▸ **Written problem**:
What do the lines from the one containing "Output the text content of this document." through the end of the entries say? Quote them exactly, and only them.

▸ **Material supplied**:
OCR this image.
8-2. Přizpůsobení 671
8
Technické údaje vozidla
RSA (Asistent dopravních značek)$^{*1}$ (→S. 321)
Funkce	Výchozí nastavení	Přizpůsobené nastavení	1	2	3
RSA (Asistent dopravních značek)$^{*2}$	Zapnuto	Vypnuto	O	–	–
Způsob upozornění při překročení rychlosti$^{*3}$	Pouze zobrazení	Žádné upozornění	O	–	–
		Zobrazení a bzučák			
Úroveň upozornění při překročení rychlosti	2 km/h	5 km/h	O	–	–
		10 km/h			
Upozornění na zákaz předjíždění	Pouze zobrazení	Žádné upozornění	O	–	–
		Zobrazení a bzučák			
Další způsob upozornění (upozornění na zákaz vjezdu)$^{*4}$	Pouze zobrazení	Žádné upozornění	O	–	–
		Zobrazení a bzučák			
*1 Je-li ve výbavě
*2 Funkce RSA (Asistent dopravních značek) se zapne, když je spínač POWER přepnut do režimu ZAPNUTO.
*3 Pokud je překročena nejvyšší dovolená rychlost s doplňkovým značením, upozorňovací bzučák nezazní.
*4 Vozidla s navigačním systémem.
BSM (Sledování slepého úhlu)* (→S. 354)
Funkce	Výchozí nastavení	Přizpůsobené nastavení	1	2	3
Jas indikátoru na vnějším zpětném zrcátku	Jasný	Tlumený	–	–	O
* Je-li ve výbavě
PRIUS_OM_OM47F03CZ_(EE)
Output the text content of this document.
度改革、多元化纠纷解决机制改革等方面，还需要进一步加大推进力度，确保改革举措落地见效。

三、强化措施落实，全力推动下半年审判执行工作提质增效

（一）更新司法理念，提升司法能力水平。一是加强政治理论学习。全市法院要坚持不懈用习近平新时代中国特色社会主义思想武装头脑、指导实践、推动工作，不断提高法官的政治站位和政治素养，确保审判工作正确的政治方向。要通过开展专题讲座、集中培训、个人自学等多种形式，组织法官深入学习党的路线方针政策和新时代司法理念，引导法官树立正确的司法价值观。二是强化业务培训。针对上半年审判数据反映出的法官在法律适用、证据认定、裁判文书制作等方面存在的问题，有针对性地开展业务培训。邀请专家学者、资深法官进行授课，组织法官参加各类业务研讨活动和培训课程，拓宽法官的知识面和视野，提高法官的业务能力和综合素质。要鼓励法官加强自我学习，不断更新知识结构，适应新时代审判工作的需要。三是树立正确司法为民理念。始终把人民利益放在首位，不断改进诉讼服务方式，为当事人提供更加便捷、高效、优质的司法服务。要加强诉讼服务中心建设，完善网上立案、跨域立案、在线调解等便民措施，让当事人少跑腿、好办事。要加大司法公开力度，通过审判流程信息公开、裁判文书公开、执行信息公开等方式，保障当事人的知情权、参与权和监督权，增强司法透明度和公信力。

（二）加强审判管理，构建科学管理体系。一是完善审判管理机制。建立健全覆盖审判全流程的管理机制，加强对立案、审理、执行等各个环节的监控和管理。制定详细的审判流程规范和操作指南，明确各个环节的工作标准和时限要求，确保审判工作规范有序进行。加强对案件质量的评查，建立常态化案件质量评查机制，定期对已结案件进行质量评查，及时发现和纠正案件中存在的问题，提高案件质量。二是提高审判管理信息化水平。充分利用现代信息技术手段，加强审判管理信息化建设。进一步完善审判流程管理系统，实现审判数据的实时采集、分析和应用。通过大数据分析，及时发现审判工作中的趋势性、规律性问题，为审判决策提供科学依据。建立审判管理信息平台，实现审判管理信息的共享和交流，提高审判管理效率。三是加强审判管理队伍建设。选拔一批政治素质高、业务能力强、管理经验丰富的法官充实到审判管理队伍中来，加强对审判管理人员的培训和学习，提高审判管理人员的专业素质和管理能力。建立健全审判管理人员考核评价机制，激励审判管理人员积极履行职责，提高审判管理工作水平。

▸ **Correct answer**:
Output the text content of this document.
度改革、多元化纠纷解决机制改革等方面，还需要进一步加大推进力度，确保改革举措落地见效。

三、强化措施落实，全力推动下半年审判执行工作提质增效

（一）更新司法理念，提升司法能力水平。一是加强政治理论学习。全市法院要坚持不懈用习近平新时代中国特色社会主义思想武装头脑、指导实践、推动工作，不断提高法官的政治站位和政治素养，确保审判工作正确的政治方向。要通过开展专题讲座、集中培训、个人自学等多种形式，组织法官深入学习党的路线方针政策和新时代司法理念，引导法官树立正确的司法价值观。二是强化业务培训。针对上半年审判数据反映出的法官在法律适用、证据认定、裁判文书制作等方面存在的问题，有针对性地开展业务培训。邀请专家学者、资深法官进行授课，组织法官参加各类业务研讨活动和培训课程，拓宽法官的知识面和视野，提高法官的业务能力和综合素质。要鼓励法官加强自我学习，不断更新知识结构，适应新时代审判工作的需要。三是树立正确司法为民理念。始终把人民利益放在首位，不断改进诉讼服务方式，为当事人提供更加便捷、高效、优质的司法服务。要加强诉讼服务中心建设，完善网上立案、跨域立案、在线调解等便民措施，让当事人少跑腿、好办事。要加大司法公开力度，通过审判流程信息公开、裁判文书公开、执行信息公开等方式，保障当事人的知情权、参与权和监督权，增强司法透明度和公信力。

（二）加强审判管理，构建科学管理体系。一是完善审判管理机制。建立健全覆盖审判全流程的管理机制，加强对立案、审理、执行等各个环节的监控和管理。制定详细的审判流程规范和操作指南，明确各个环节的工作标准和时限要求，确保审判工作规范有序进行。加强对案件质量的评查，建立常态化案件质量评查机制，定期对已结案件进行质量评查，及时发现和纠正案件中存在的问题，提高案件质量。二是提高审判管理信息化水平。充分利用现代信息技术手段，加强审判管理信息化建设。进一步完善审判流程管理系统，实现审判数据的实时采集、分析和应用。通过大数据分析，及时发现审判工作中的趋势性、规律性问题，为审判决策提供科学依据。建立审判管理信息平台，实现审判管理信息的共享和交流，提高审判管理效率。三是加强审判管理队伍建设。选拔一批政治素质高、业务能力强、管理经验丰富的法官充实到审判管理队伍中来，加强对审判管理人员的培训和学习，提高审判管理人员的专业素质和管理能力。建立健全审判管理人员考核评价机制，激励审判管理人员积极履行职责，提高审判管理工作水平。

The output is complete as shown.